YOUR GOAL: Each line from the line holding "Convert this document image to plain text." through the last line should be written out exactly, with nothing else and no images.

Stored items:
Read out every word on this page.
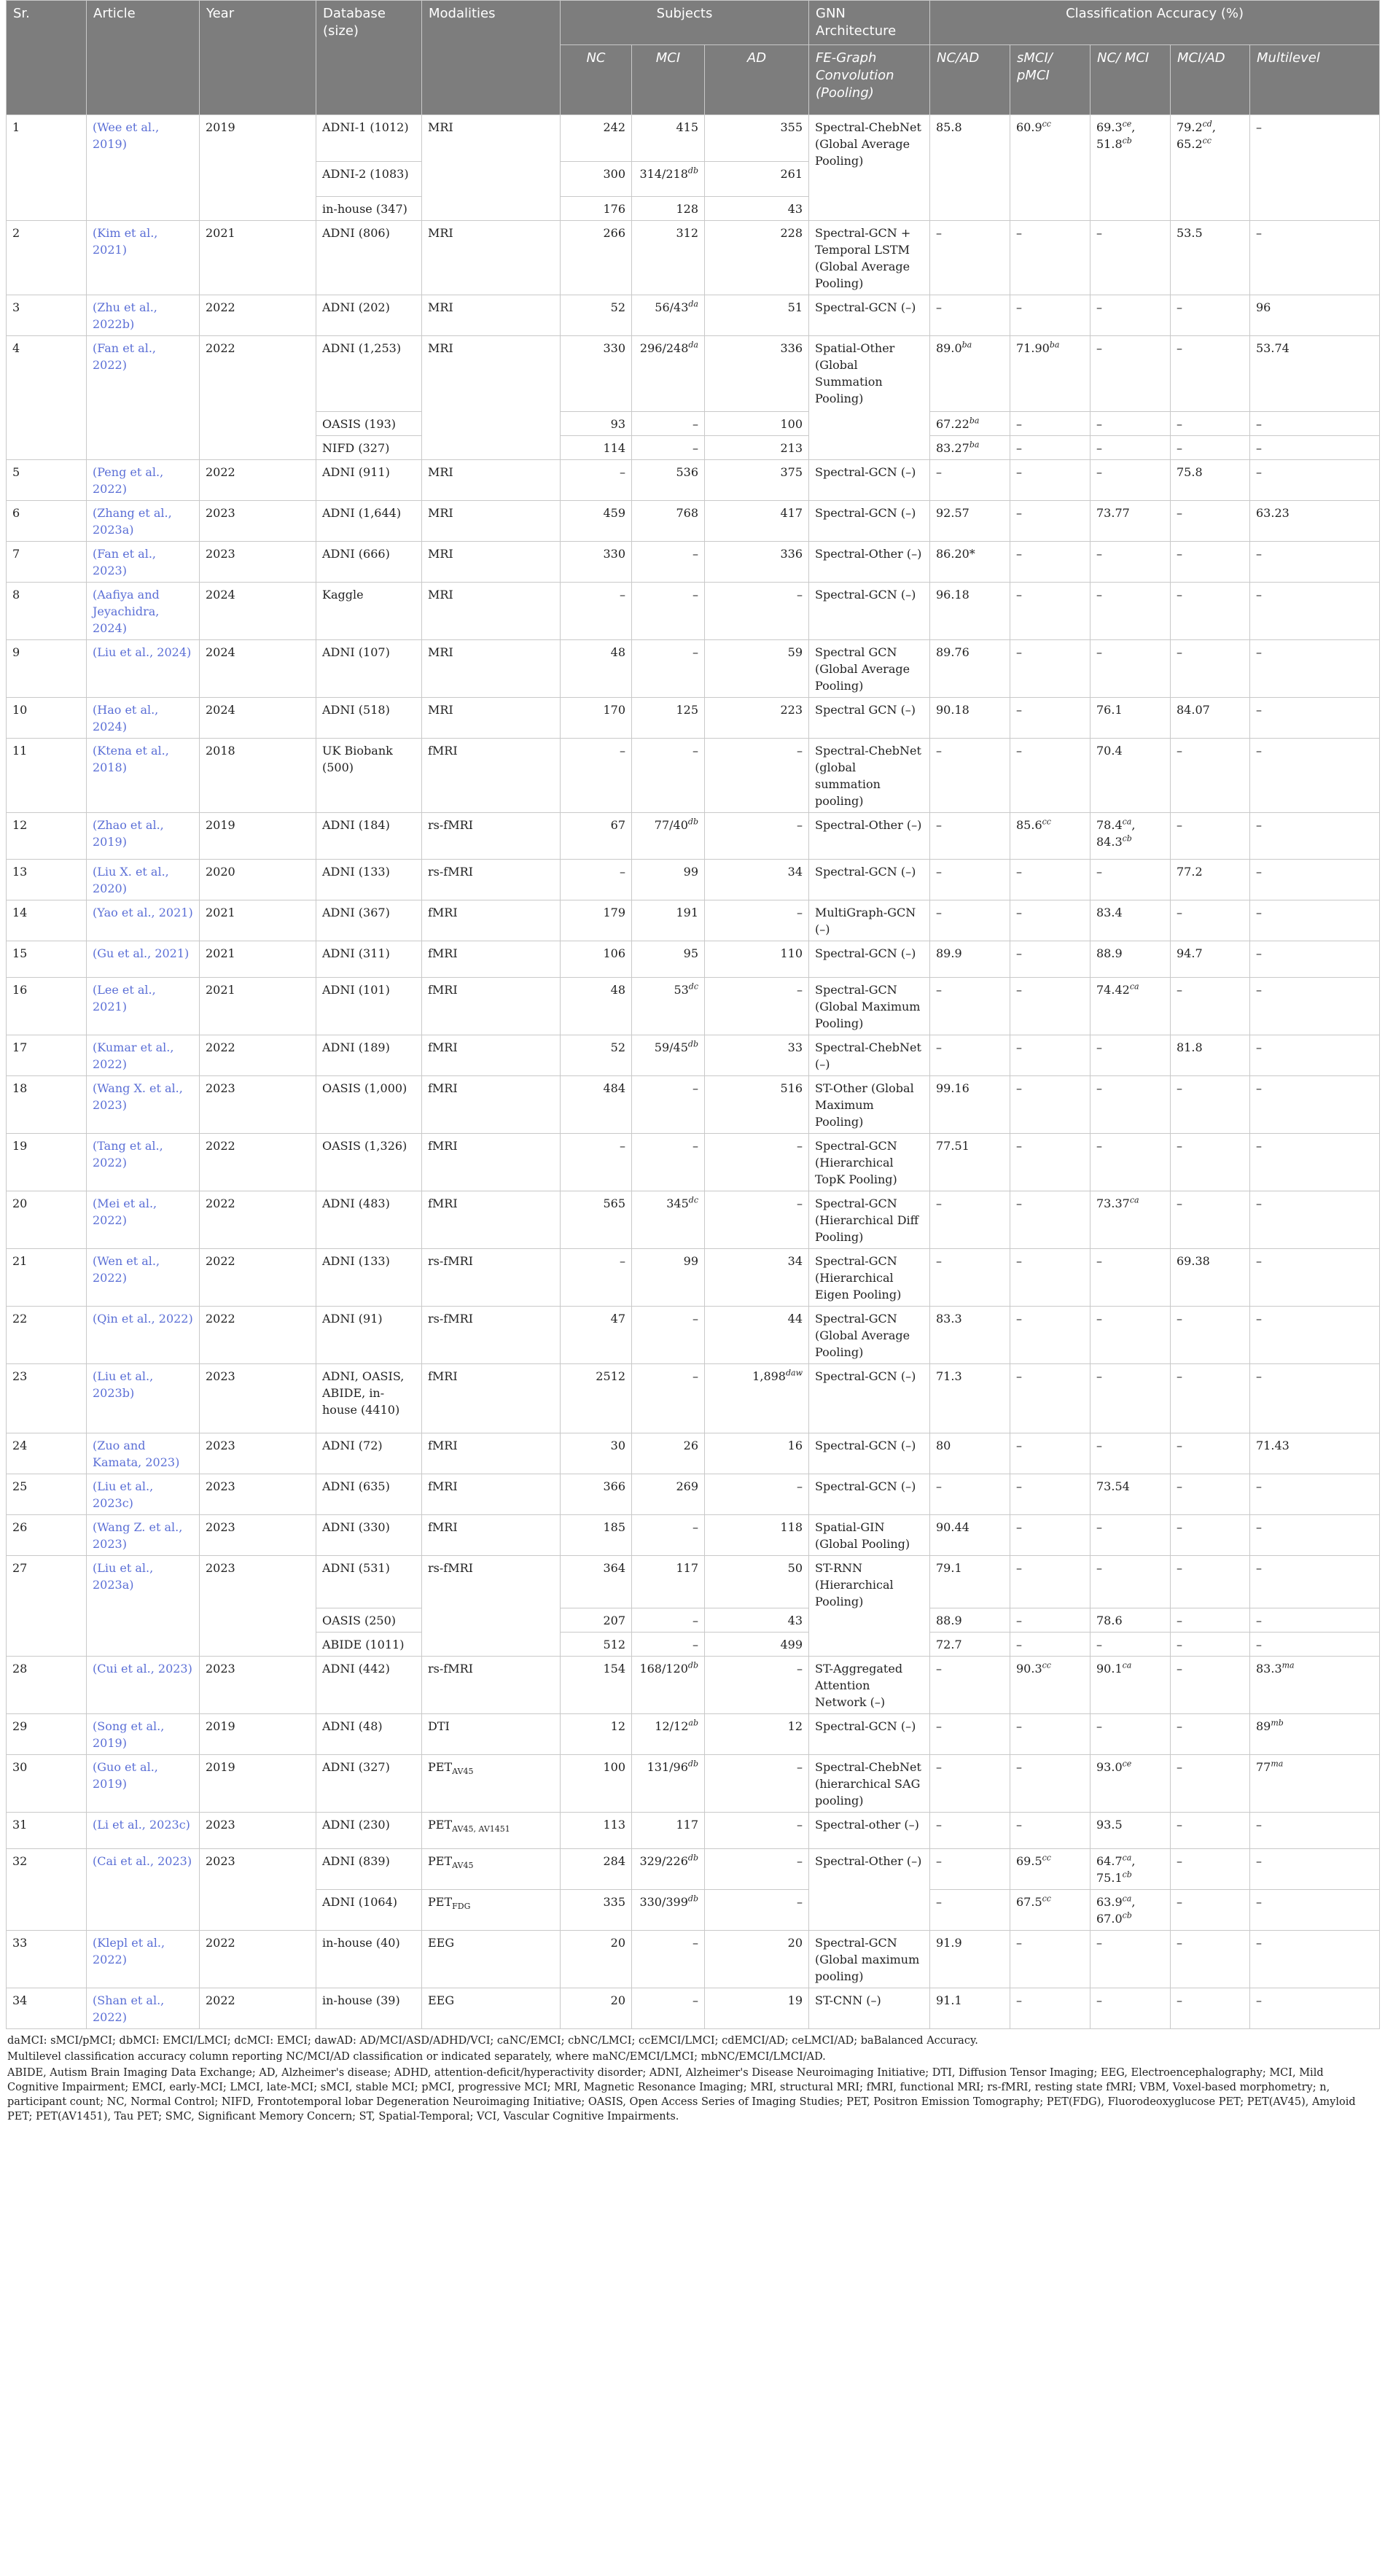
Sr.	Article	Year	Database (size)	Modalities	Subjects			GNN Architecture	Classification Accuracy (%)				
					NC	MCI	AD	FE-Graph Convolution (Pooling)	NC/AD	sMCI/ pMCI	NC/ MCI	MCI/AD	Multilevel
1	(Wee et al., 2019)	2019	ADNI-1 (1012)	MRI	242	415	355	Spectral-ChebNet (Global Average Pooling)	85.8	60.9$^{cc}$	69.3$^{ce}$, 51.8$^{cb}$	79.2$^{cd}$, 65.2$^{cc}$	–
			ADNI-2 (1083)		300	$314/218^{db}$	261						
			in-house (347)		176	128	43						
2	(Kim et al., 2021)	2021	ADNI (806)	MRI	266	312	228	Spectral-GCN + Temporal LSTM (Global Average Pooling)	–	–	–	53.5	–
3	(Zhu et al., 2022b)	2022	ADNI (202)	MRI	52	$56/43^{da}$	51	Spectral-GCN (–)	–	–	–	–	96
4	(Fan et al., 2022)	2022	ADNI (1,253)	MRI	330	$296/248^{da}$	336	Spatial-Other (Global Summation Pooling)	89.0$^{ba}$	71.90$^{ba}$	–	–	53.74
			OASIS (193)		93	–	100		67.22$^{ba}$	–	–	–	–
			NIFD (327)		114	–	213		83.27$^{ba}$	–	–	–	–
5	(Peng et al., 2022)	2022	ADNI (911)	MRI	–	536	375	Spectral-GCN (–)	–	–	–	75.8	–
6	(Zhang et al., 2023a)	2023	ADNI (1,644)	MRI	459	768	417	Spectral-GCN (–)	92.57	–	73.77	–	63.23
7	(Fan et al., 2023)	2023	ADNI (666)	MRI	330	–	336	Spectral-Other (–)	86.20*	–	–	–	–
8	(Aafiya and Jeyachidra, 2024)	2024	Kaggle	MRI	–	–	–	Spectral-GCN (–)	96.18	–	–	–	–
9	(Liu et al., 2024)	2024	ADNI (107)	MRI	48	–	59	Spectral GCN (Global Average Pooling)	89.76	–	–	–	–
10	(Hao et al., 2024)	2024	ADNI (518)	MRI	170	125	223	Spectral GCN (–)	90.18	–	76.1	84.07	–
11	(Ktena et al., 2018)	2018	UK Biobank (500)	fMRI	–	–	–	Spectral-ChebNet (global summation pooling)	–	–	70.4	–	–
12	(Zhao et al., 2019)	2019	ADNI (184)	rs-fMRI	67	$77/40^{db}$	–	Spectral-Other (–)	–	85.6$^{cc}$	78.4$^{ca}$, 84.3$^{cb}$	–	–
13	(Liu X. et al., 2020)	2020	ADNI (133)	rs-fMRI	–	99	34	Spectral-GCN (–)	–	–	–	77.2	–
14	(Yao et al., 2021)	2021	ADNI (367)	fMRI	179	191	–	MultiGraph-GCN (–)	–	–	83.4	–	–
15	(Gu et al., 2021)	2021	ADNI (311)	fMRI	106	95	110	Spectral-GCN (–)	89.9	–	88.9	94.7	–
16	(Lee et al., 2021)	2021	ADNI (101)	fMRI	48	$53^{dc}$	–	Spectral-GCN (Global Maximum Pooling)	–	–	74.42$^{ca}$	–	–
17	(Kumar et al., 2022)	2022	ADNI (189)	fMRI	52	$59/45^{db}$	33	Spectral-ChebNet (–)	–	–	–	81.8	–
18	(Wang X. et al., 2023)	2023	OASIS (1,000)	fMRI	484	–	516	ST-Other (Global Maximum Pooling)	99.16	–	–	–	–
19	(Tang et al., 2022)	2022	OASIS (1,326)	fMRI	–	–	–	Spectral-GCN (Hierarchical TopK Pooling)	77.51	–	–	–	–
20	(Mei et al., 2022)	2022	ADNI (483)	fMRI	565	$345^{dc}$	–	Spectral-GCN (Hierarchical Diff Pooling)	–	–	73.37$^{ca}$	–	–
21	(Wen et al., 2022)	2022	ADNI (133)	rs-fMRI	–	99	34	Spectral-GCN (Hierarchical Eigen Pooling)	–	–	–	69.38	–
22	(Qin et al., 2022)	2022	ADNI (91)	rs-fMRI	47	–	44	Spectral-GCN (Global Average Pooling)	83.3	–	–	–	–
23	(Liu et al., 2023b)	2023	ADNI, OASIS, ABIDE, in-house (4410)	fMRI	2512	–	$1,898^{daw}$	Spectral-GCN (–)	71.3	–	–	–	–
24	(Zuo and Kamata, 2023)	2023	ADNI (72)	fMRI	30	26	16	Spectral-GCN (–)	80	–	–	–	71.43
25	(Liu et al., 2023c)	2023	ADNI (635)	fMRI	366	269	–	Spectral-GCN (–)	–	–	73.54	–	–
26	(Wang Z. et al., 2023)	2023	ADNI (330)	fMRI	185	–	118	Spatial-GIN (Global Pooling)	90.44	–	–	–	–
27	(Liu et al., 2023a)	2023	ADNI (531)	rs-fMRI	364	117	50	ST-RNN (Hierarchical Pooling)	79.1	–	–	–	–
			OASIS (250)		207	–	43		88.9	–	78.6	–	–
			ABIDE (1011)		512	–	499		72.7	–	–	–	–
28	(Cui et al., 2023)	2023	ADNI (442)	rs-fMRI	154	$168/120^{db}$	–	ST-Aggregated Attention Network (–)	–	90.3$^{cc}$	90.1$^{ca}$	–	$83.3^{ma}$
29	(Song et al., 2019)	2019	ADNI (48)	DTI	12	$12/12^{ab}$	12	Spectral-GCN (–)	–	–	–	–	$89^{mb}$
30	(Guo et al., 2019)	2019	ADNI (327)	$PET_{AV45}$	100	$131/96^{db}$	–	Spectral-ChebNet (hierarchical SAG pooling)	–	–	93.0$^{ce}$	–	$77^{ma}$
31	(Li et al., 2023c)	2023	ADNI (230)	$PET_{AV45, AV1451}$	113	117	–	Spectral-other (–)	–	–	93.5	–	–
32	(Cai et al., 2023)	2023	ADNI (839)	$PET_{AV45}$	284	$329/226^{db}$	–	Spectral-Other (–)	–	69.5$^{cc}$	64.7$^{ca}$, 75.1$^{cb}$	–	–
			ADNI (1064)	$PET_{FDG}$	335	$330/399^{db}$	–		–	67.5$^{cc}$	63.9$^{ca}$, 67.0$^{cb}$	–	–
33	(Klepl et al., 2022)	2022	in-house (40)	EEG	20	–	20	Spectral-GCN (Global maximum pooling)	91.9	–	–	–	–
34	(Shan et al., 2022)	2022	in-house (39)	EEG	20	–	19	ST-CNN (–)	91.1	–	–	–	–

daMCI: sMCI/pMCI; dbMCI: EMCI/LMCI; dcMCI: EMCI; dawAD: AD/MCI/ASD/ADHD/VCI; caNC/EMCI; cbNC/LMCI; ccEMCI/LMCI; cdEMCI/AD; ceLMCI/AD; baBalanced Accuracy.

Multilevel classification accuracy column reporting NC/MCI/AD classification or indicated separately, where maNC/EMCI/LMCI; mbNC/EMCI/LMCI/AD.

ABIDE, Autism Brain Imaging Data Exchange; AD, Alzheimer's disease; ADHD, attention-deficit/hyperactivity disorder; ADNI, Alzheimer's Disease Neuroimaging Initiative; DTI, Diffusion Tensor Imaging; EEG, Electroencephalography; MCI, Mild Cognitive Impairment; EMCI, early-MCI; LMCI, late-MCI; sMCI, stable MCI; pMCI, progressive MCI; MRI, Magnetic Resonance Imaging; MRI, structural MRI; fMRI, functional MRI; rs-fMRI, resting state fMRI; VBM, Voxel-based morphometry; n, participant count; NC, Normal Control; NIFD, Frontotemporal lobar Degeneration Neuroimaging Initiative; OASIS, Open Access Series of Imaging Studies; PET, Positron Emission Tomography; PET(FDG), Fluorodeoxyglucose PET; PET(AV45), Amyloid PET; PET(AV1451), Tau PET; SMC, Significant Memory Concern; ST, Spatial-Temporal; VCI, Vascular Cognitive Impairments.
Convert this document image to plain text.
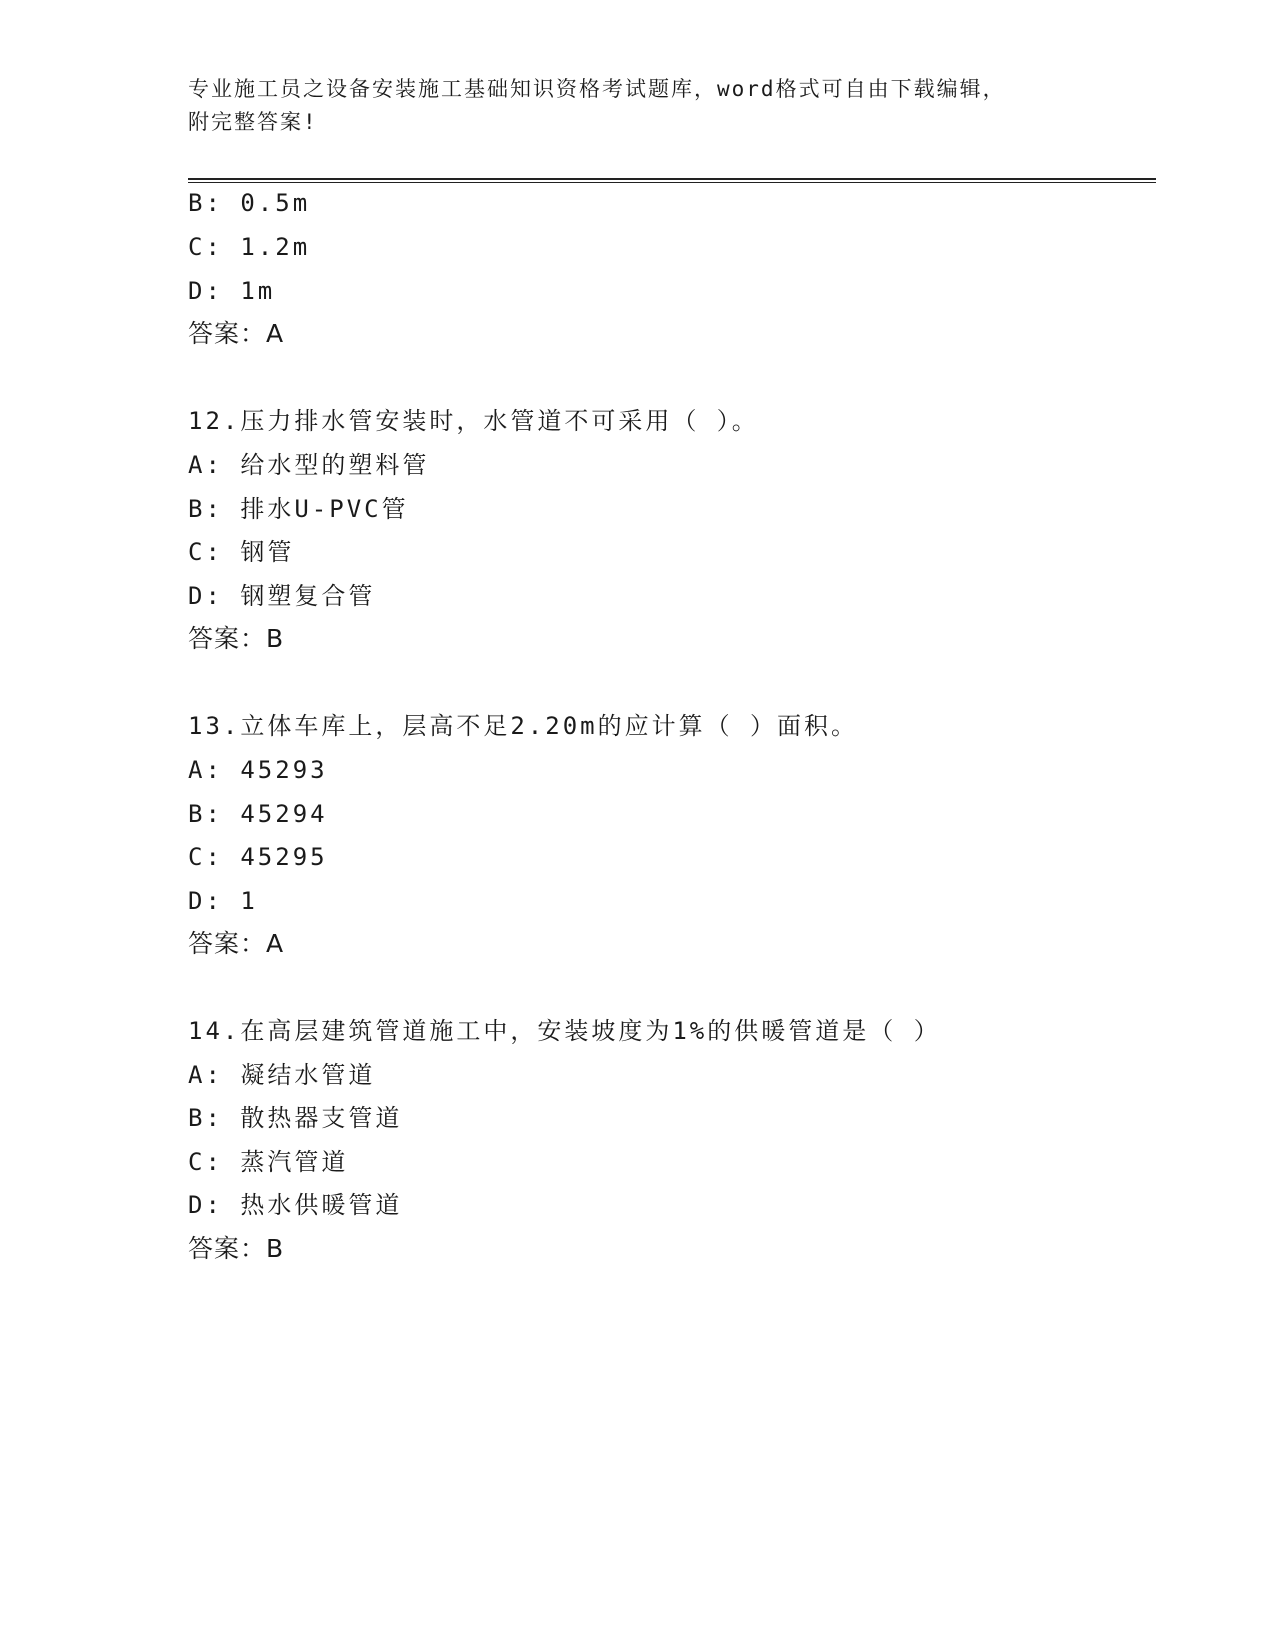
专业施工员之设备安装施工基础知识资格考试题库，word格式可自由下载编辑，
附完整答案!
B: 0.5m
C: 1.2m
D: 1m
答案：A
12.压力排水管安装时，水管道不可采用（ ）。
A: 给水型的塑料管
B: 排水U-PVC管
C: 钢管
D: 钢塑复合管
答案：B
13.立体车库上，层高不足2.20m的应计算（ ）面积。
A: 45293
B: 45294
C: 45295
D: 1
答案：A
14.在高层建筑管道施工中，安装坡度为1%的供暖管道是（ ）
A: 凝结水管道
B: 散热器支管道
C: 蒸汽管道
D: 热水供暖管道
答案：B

RESULT OF THE TASK:
Convert this document image to plain text.
专业施工员之设备安装施工基础知识资格考试题库，word格式可自由下载编辑，
附完整答案!
B: 0.5m
C: 1.2m
D: 1m
答案：A
12.压力排水管安装时，水管道不可采用（ ）。
A: 给水型的塑料管
B: 排水U-PVC管
C: 钢管
D: 钢塑复合管
答案：B
13.立体车库上，层高不足2.20m的应计算（ ）面积。
A: 45293
B: 45294
C: 45295
D: 1
答案：A
14.在高层建筑管道施工中，安装坡度为1%的供暖管道是（ ）
A: 凝结水管道
B: 散热器支管道
C: 蒸汽管道
D: 热水供暖管道
答案：B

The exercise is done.